begin Extracted material

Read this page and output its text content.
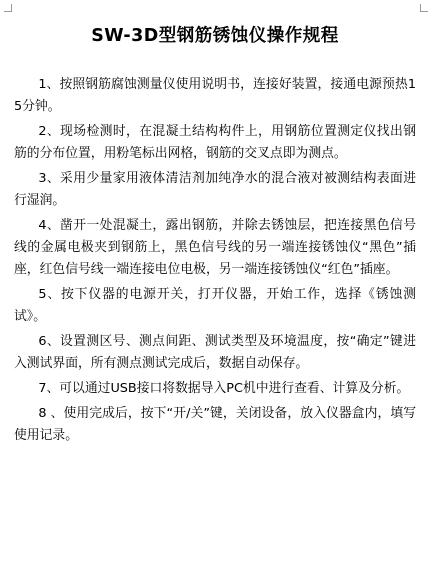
SW-3D型钢筋锈蚀仪操作规程

1、按照钢筋腐蚀测量仪使用说明书，连接好装置，接通电源预热15分钟。

2、现场检测时，在混凝土结构构件上，用钢筋位置测定仪找出钢筋的分布位置，用粉笔标出网格，钢筋的交叉点即为测点。

3、采用少量家用液体清洁剂加纯净水的混合液对被测结构表面进行湿润。

4、凿开一处混凝土，露出钢筋，并除去锈蚀层，把连接黑色信号线的金属电极夹到钢筋上，黑色信号线的另一端连接锈蚀仪“黑色”插座，红色信号线一端连接电位电极，另一端连接锈蚀仪“红色”插座。

5、按下仪器的电源开关，打开仪器，开始工作，选择《锈蚀测试》。

6、设置测区号、测点间距、测试类型及环境温度，按“确定”键进入测试界面，所有测点测试完成后，数据自动保存。

7、可以通过USB接口将数据导入PC机中进行查看、计算及分析。

8 、使用完成后，按下“开/关”键，关闭设备，放入仪器盒内，填写使用记录。
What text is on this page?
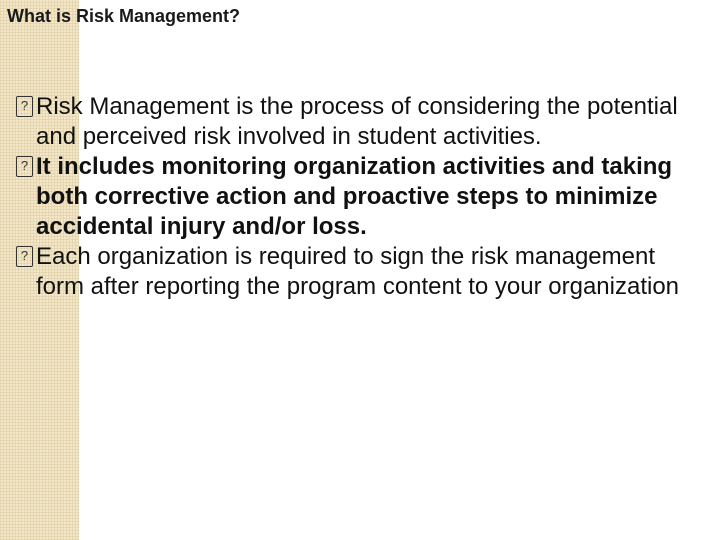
What is Risk Management?
? Risk Management is the process of considering the potential and perceived risk involved in student activities.
? It includes monitoring organization activities and taking both corrective action and proactive steps to minimize accidental injury and/or loss.
? Each organization is required to sign the risk management form after reporting the program content to your organization
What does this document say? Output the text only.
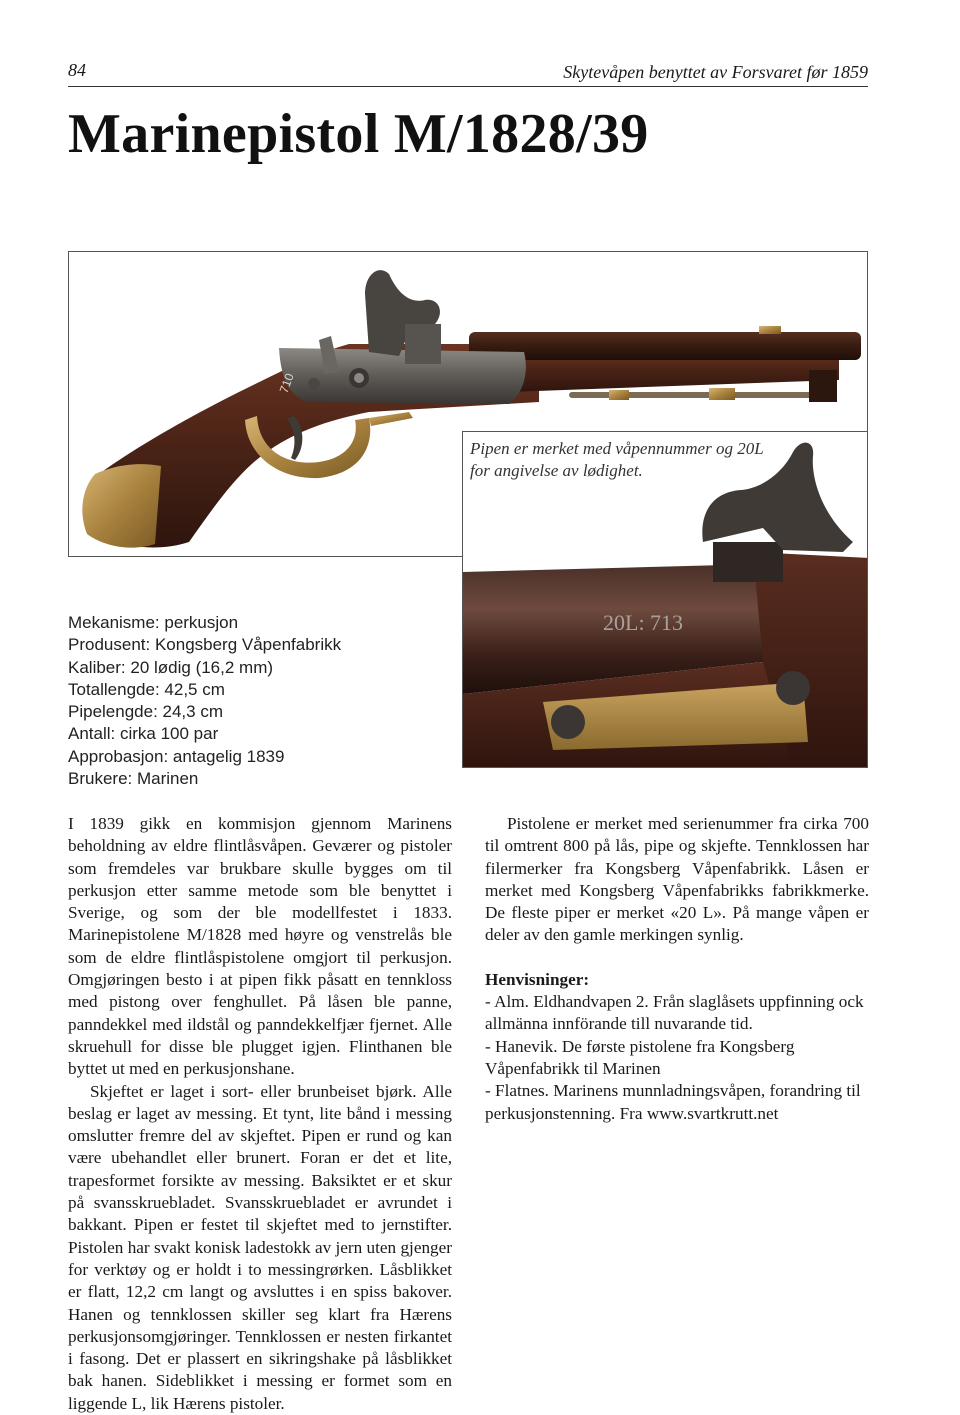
84	Skytevåpen benyttet av Forsvaret før 1859
Marinepistol M/1828/39
710
20L: 713
Pipen er merket med våpennummer og 20L for angivelse av lødighet.
Mekanisme: perkusjon
Produsent: Kongsberg Våpenfabrikk
Kaliber: 20 lødig (16,2 mm)
Totallengde: 42,5 cm
Pipelengde: 24,3 cm
Antall: cirka 100 par
Approbasjon: antagelig 1839
Brukere: Marinen

I 1839 gikk en kommisjon gjennom Marinens beholdning av eldre flintlåsvåpen. Geværer og pistoler som fremdeles var brukbare skulle bygges om til perkusjon etter samme metode som ble benyttet i Sverige, og som der ble modellfestet i 1833. Marinepistolene M/1828 med høyre og venstrelås ble som de eldre flintlåspistolene omgjort til perkusjon. Omgjøringen besto i at pipen fikk påsatt en tennkloss med pistong over fenghullet. På låsen ble panne, panndekkel med ildstål og panndekkelfjær fjernet. Alle skruehull for disse ble plugget igjen. Flinthanen ble byttet ut med en perkusjonshane.

Skjeftet er laget i sort- eller brunbeiset bjørk. Alle beslag er laget av messing. Et tynt, lite bånd i messing omslutter fremre del av skjeftet. Pipen er rund og kan være ubehandlet eller brunert. Foran er det et lite, trapesformet forsikte av messing. Baksiktet er et skur på svansskruebladet. Svansskruebladet er avrundet i bakkant. Pipen er festet til skjeftet med to jernstifter. Pistolen har svakt konisk ladestokk av jern uten gjenger for verktøy og er holdt i to messingrørken. Låsblikket er flatt, 12,2 cm langt og avsluttes i en spiss bakover. Hanen og tennklossen skiller seg klart fra Hærens perkusjonsomgjøringer. Tennklossen er nesten firkantet i fasong. Det er plassert en sikringshake på låsblikket bak hanen. Sideblikket i messing er formet som en liggende L, lik Hærens pistoler.

Pistolene er merket med serienummer fra cirka 700 til omtrent 800 på lås, pipe og skjefte. Tennklossen har filermerker fra Kongsberg Våpenfabrikk. Låsen er merket med Kongsberg Våpenfabrikks fabrikkmerke. De fleste piper er merket «20 L». På mange våpen er deler av den gamle merkingen synlig.

Henvisninger:

- Alm. Eldhandvapen 2. Från slaglåsets uppfinning ock allmänna innförande till nuvarande tid.
- Hanevik. De første pistolene fra Kongsberg Våpenfabrikk til Marinen
- Flatnes. Marinens munnladningsvåpen, forandring til perkusjonstenning. Fra www.svartkrutt.net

end Extracted material

— Required task —
Leave out the pictures and restate everything else word for word.

— Written answer —
Read this page and output its text content.
SW-3D型钢筋锈蚀仪操作规程

1、按照钢筋腐蚀测量仪使用说明书，连接好装置，接通电源预热15分钟。

2、现场检测时，在混凝土结构构件上，用钢筋位置测定仪找出钢筋的分布位置，用粉笔标出网格，钢筋的交叉点即为测点。

3、采用少量家用液体清洁剂加纯净水的混合液对被测结构表面进行湿润。

4、凿开一处混凝土，露出钢筋，并除去锈蚀层，把连接黑色信号线的金属电极夹到钢筋上，黑色信号线的另一端连接锈蚀仪“黑色”插座，红色信号线一端连接电位电极，另一端连接锈蚀仪“红色”插座。

5、按下仪器的电源开关，打开仪器，开始工作，选择《锈蚀测试》。

6、设置测区号、测点间距、测试类型及环境温度，按“确定”键进入测试界面，所有测点测试完成后，数据自动保存。

7、可以通过USB接口将数据导入PC机中进行查看、计算及分析。

8 、使用完成后，按下“开/关”键，关闭设备，放入仪器盒内，填写使用记录。
What text is on this page?
What is Risk Management?
? Risk Management is the process of considering the potential and perceived risk involved in student activities.
? It includes monitoring organization activities and taking both corrective action and proactive steps to minimize accidental injury and/or loss.
? Each organization is required to sign the risk management form after reporting the program content to your organization
What does this document say? Output the text only.
84	Skytevåpen benyttet av Forsvaret før 1859
Marinepistol M/1828/39
710
20L: 713
Pipen er merket med våpennummer og 20L for angivelse av lødighet.
Mekanisme: perkusjon
Produsent: Kongsberg Våpenfabrikk
Kaliber: 20 lødig (16,2 mm)
Totallengde: 42,5 cm
Pipelengde: 24,3 cm
Antall: cirka 100 par
Approbasjon: antagelig 1839
Brukere: Marinen

I 1839 gikk en kommisjon gjennom Marinens beholdning av eldre flintlåsvåpen. Geværer og pistoler som fremdeles var brukbare skulle bygges om til perkusjon etter samme metode som ble benyttet i Sverige, og som der ble modellfestet i 1833. Marinepistolene M/1828 med høyre og venstrelås ble som de eldre flintlåspistolene omgjort til perkusjon. Omgjøringen besto i at pipen fikk påsatt en tennkloss med pistong over fenghullet. På låsen ble panne, panndekkel med ildstål og panndekkelfjær fjernet. Alle skruehull for disse ble plugget igjen. Flinthanen ble byttet ut med en perkusjonshane.

Skjeftet er laget i sort- eller brunbeiset bjørk. Alle beslag er laget av messing. Et tynt, lite bånd i messing omslutter fremre del av skjeftet. Pipen er rund og kan være ubehandlet eller brunert. Foran er det et lite, trapesformet forsikte av messing. Baksiktet er et skur på svansskruebladet. Svansskruebladet er avrundet i bakkant. Pipen er festet til skjeftet med to jernstifter. Pistolen har svakt konisk ladestokk av jern uten gjenger for verktøy og er holdt i to messingrørken. Låsblikket er flatt, 12,2 cm langt og avsluttes i en spiss bakover. Hanen og tennklossen skiller seg klart fra Hærens perkusjonsomgjøringer. Tennklossen er nesten firkantet i fasong. Det er plassert en sikringshake på låsblikket bak hanen. Sideblikket i messing er formet som en liggende L, lik Hærens pistoler.

Pistolene er merket med serienummer fra cirka 700 til omtrent 800 på lås, pipe og skjefte. Tennklossen har filermerker fra Kongsberg Våpenfabrikk. Låsen er merket med Kongsberg Våpenfabrikks fabrikkmerke. De fleste piper er merket «20 L». På mange våpen er deler av den gamle merkingen synlig.

Henvisninger:

- Alm. Eldhandvapen 2. Från slaglåsets uppfinning ock allmänna innförande till nuvarande tid.
- Hanevik. De første pistolene fra Kongsberg Våpenfabrikk til Marinen
- Flatnes. Marinens munnladningsvåpen, forandring til perkusjonstenning. Fra www.svartkrutt.net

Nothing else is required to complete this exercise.